» EXERCISE PROMPT: Below are some records; retype all of them exactly.

"""

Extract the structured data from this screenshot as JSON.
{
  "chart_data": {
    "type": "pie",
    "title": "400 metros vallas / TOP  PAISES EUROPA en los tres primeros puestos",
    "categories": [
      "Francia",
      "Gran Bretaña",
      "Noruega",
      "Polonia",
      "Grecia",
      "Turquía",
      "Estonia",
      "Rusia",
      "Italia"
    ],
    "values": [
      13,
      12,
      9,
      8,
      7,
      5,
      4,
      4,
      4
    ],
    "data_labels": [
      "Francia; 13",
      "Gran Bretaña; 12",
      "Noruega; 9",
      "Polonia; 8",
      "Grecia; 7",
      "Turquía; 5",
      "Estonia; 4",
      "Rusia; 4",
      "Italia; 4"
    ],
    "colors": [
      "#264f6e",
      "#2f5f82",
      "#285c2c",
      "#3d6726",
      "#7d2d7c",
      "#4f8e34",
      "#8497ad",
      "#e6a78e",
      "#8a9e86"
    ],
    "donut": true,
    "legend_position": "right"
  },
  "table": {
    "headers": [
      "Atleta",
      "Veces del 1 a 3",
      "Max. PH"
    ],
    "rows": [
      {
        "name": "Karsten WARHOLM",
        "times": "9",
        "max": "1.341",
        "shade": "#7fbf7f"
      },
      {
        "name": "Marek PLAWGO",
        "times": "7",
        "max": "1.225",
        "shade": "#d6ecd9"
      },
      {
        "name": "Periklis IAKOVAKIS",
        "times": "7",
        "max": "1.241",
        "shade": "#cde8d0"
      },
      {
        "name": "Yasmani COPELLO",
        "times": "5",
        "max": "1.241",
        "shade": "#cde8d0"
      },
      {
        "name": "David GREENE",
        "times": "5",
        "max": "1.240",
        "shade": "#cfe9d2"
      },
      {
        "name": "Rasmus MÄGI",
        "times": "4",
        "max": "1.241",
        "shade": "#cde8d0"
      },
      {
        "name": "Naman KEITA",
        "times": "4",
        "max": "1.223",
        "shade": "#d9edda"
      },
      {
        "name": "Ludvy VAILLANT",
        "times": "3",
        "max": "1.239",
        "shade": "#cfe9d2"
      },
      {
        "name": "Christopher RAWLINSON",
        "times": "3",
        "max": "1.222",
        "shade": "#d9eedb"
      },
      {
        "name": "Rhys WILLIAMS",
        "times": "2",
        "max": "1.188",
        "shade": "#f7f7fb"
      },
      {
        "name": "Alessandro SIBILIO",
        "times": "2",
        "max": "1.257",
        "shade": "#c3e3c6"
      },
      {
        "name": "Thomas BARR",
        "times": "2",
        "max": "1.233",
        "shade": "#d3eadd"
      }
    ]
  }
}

"""

» EXERCISE RESPONSE:
Extract the structured data from this screenshot as JSON.
{
  "chart_data": {
    "type": "pie",
    "title": "400 metros vallas / TOP  PAISES EUROPA en los tres primeros puestos",
    "categories": [
      "Francia",
      "Gran Bretaña",
      "Noruega",
      "Polonia",
      "Grecia",
      "Turquía",
      "Estonia",
      "Rusia",
      "Italia"
    ],
    "values": [
      13,
      12,
      9,
      8,
      7,
      5,
      4,
      4,
      4
    ],
    "data_labels": [
      "Francia; 13",
      "Gran Bretaña; 12",
      "Noruega; 9",
      "Polonia; 8",
      "Grecia; 7",
      "Turquía; 5",
      "Estonia; 4",
      "Rusia; 4",
      "Italia; 4"
    ],
    "colors": [
      "#264f6e",
      "#2f5f82",
      "#285c2c",
      "#3d6726",
      "#7d2d7c",
      "#4f8e34",
      "#8497ad",
      "#e6a78e",
      "#8a9e86"
    ],
    "donut": true,
    "legend_position": "right"
  },
  "table": {
    "headers": [
      "Atleta",
      "Veces del 1 a 3",
      "Max. PH"
    ],
    "rows": [
      {
        "name": "Karsten WARHOLM",
        "times": "9",
        "max": "1.341",
        "shade": "#7fbf7f"
      },
      {
        "name": "Marek PLAWGO",
        "times": "7",
        "max": "1.225",
        "shade": "#d6ecd9"
      },
      {
        "name": "Periklis IAKOVAKIS",
        "times": "7",
        "max": "1.241",
        "shade": "#cde8d0"
      },
      {
        "name": "Yasmani COPELLO",
        "times": "5",
        "max": "1.241",
        "shade": "#cde8d0"
      },
      {
        "name": "David GREENE",
        "times": "5",
        "max": "1.240",
        "shade": "#cfe9d2"
      },
      {
        "name": "Rasmus MÄGI",
        "times": "4",
        "max": "1.241",
        "shade": "#cde8d0"
      },
      {
        "name": "Naman KEITA",
        "times": "4",
        "max": "1.223",
        "shade": "#d9edda"
      },
      {
        "name": "Ludvy VAILLANT",
        "times": "3",
        "max": "1.239",
        "shade": "#cfe9d2"
      },
      {
        "name": "Christopher RAWLINSON",
        "times": "3",
        "max": "1.222",
        "shade": "#d9eedb"
      },
      {
        "name": "Rhys WILLIAMS",
        "times": "2",
        "max": "1.188",
        "shade": "#f7f7fb"
      },
      {
        "name": "Alessandro SIBILIO",
        "times": "2",
        "max": "1.257",
        "shade": "#c3e3c6"
      },
      {
        "name": "Thomas BARR",
        "times": "2",
        "max": "1.233",
        "shade": "#d3eadd"
      }
    ]
  }
}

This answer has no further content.